Problem to work on: Say how many lines include the word "America". Reply with nothing but the number.

Some records:
##########
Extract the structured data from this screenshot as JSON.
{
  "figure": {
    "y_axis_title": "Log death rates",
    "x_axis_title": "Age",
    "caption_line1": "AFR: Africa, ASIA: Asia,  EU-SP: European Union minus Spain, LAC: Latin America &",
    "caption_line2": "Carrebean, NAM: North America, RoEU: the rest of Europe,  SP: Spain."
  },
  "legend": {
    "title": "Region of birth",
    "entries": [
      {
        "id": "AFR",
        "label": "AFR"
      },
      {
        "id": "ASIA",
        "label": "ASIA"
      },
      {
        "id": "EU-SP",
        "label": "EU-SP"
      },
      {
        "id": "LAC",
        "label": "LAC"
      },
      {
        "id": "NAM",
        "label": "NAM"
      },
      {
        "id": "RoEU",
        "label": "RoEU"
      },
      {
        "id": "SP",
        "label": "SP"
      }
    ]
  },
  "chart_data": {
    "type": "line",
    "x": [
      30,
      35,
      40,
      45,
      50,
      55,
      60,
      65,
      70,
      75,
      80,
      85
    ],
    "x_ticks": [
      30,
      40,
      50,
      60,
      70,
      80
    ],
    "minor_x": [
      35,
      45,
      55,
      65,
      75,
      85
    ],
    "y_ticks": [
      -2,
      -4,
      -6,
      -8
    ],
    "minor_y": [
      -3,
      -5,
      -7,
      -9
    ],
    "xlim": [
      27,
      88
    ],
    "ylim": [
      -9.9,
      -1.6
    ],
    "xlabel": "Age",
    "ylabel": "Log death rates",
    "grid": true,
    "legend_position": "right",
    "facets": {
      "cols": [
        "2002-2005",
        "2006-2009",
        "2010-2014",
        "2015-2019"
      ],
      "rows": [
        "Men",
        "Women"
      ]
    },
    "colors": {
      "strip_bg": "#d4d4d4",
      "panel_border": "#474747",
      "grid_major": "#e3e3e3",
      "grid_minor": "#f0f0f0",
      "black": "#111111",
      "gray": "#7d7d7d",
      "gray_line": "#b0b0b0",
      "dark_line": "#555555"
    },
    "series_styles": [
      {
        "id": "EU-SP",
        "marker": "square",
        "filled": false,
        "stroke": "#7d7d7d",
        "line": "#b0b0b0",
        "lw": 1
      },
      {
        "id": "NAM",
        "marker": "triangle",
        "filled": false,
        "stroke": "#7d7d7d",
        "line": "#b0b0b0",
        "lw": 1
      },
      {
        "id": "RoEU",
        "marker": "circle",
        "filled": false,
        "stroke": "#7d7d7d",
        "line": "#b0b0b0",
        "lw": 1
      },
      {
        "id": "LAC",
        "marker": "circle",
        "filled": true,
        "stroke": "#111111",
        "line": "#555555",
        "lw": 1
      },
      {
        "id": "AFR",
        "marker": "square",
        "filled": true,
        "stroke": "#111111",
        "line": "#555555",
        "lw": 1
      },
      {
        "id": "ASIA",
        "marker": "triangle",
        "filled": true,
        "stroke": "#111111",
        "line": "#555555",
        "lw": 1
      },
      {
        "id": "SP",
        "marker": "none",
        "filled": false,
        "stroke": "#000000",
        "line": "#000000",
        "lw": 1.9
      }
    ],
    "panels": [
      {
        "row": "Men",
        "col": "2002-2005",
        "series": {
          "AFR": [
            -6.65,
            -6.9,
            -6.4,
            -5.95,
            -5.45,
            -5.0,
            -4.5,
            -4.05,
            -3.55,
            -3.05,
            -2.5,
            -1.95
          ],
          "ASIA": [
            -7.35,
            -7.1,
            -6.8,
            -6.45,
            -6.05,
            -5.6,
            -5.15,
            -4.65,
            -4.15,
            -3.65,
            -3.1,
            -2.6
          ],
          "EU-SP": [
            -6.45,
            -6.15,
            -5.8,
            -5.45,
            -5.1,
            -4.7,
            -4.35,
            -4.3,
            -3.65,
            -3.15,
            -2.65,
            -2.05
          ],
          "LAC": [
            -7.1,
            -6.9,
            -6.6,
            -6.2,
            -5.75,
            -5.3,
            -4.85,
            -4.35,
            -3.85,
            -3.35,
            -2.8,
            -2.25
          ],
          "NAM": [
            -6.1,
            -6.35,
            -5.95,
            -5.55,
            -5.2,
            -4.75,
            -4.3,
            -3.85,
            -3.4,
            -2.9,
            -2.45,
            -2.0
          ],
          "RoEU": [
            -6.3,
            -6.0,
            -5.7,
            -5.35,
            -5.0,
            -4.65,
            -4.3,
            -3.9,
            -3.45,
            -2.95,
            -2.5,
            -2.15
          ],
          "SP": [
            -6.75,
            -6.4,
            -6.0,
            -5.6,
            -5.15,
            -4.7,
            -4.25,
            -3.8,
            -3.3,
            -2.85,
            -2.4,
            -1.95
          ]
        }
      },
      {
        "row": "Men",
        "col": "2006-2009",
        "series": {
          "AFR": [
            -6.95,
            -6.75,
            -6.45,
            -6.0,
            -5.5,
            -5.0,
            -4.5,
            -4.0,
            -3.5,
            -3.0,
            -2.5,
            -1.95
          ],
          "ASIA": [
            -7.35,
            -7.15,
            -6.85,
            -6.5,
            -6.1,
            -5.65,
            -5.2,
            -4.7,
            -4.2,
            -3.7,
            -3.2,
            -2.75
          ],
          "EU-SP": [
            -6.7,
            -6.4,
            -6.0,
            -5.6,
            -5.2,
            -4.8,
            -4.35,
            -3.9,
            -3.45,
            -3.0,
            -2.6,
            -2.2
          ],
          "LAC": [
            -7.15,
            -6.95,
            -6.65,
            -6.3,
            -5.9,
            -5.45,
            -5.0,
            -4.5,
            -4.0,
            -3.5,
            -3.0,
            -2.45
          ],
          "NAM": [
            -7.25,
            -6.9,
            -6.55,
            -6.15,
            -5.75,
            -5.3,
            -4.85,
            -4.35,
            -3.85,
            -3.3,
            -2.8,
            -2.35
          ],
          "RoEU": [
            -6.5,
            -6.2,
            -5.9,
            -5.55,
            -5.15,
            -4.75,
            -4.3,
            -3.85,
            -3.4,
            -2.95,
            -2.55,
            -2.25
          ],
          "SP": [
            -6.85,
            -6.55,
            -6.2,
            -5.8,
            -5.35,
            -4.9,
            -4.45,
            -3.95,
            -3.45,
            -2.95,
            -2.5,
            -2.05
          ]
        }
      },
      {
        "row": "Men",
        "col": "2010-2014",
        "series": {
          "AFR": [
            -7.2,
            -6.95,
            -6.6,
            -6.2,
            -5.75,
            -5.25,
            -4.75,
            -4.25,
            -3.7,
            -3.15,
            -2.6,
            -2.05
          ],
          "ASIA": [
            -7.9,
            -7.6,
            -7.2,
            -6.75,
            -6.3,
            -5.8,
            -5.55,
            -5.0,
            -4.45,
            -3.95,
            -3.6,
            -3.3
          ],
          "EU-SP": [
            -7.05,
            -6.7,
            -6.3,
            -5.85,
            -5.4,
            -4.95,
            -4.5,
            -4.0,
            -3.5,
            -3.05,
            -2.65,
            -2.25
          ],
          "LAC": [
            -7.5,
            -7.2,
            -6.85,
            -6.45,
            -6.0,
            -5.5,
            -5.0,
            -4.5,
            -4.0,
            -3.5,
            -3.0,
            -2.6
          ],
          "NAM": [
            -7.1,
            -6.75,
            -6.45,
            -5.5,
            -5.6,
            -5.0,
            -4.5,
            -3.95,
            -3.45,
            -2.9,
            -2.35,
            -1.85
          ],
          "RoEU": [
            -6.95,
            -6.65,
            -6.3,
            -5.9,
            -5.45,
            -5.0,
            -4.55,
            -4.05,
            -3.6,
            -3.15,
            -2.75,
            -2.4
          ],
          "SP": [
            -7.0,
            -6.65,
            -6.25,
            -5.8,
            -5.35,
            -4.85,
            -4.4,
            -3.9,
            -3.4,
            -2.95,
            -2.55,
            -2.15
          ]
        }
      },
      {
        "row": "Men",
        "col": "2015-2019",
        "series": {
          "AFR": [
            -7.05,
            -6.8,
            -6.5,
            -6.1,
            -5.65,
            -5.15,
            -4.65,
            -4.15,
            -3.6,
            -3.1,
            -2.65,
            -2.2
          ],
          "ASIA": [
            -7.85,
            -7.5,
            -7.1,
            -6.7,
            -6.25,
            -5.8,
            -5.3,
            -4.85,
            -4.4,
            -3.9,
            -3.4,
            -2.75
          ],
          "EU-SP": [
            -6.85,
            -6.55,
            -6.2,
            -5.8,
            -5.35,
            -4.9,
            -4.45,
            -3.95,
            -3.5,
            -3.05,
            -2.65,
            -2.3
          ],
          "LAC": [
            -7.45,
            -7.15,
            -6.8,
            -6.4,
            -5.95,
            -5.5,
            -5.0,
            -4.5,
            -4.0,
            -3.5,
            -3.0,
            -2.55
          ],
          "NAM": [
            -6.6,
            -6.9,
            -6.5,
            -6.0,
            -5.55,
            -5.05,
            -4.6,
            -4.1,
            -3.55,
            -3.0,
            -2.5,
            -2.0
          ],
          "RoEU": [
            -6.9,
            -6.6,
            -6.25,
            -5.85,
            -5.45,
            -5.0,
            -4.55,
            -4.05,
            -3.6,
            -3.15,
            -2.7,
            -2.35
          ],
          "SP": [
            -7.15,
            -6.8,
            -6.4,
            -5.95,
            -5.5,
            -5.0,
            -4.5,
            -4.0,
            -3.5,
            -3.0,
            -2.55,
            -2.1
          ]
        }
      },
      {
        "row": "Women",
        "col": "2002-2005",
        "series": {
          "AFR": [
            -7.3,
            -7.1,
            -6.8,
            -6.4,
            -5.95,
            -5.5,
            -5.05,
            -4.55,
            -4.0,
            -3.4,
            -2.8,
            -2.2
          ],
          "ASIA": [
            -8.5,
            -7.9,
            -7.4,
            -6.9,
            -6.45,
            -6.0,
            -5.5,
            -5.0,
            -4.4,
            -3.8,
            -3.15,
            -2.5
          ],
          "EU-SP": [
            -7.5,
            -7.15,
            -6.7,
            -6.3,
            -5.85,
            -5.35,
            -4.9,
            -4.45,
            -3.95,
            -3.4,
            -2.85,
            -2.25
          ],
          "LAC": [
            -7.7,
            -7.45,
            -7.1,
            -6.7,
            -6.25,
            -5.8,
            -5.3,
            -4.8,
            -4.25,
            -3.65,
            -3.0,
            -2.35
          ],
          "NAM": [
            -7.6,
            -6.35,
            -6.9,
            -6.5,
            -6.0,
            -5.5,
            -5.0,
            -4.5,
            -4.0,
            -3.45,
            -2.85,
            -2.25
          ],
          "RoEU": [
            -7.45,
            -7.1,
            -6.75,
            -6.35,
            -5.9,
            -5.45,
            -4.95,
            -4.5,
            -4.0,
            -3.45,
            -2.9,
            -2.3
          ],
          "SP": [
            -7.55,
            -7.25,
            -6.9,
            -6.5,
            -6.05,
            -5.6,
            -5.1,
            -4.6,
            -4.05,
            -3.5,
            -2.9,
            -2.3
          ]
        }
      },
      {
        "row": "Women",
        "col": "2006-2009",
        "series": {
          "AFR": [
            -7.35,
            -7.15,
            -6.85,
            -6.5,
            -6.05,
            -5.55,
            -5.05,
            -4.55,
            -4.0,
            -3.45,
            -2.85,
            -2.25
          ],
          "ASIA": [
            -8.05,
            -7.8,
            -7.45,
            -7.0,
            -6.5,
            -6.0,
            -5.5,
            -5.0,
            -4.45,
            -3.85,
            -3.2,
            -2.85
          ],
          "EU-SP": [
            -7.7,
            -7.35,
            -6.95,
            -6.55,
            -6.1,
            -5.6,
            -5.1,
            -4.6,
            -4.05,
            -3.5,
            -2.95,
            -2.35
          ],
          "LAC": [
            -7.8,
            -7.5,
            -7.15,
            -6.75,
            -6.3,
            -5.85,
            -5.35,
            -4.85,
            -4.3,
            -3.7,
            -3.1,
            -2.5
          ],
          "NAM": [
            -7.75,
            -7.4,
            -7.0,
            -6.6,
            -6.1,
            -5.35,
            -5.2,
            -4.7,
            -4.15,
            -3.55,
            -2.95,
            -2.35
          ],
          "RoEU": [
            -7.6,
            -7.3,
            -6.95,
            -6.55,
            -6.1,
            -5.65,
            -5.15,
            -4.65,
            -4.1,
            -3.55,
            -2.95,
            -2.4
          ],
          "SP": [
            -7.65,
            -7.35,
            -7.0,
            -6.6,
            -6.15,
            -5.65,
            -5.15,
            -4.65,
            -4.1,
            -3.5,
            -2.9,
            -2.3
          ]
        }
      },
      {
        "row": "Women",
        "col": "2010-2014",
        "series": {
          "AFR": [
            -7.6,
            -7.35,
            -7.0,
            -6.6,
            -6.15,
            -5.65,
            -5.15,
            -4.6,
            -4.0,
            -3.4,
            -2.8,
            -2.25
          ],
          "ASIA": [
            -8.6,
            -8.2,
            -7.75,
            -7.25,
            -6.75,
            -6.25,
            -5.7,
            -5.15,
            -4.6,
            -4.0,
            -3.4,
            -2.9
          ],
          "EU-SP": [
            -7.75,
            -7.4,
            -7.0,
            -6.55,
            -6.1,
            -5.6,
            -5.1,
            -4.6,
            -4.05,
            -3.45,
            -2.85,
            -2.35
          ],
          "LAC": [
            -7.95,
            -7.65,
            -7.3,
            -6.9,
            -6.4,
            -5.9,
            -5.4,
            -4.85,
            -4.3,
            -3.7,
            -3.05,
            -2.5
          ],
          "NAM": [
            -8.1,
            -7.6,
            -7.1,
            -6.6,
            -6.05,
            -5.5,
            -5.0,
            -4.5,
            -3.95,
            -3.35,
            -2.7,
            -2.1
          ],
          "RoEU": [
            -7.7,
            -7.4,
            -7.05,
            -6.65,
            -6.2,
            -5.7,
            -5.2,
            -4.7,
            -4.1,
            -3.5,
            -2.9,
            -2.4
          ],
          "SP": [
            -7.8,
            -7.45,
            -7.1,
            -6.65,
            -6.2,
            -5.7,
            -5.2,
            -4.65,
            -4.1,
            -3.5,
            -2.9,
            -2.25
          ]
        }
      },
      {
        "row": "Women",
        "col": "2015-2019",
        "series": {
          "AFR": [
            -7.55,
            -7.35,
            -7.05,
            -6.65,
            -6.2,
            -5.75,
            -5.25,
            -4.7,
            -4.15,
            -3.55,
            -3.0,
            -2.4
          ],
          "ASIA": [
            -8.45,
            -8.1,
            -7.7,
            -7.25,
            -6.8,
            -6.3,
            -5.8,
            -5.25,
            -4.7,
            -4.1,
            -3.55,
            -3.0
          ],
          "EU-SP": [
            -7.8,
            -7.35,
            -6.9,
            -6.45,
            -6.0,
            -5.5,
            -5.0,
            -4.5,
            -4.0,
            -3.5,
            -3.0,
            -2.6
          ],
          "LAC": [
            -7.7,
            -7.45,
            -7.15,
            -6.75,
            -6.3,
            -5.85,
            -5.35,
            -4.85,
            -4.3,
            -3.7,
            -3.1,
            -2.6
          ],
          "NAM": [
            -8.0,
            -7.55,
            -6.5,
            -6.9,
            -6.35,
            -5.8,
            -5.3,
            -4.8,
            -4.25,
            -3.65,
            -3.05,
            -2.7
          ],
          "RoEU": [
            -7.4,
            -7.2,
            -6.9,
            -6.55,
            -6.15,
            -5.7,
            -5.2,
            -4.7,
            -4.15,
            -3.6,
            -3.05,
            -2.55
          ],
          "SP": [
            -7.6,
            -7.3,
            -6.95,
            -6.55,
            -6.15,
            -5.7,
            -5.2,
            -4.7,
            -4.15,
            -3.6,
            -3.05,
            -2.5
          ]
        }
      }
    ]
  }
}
##########
Output of the exercise: 2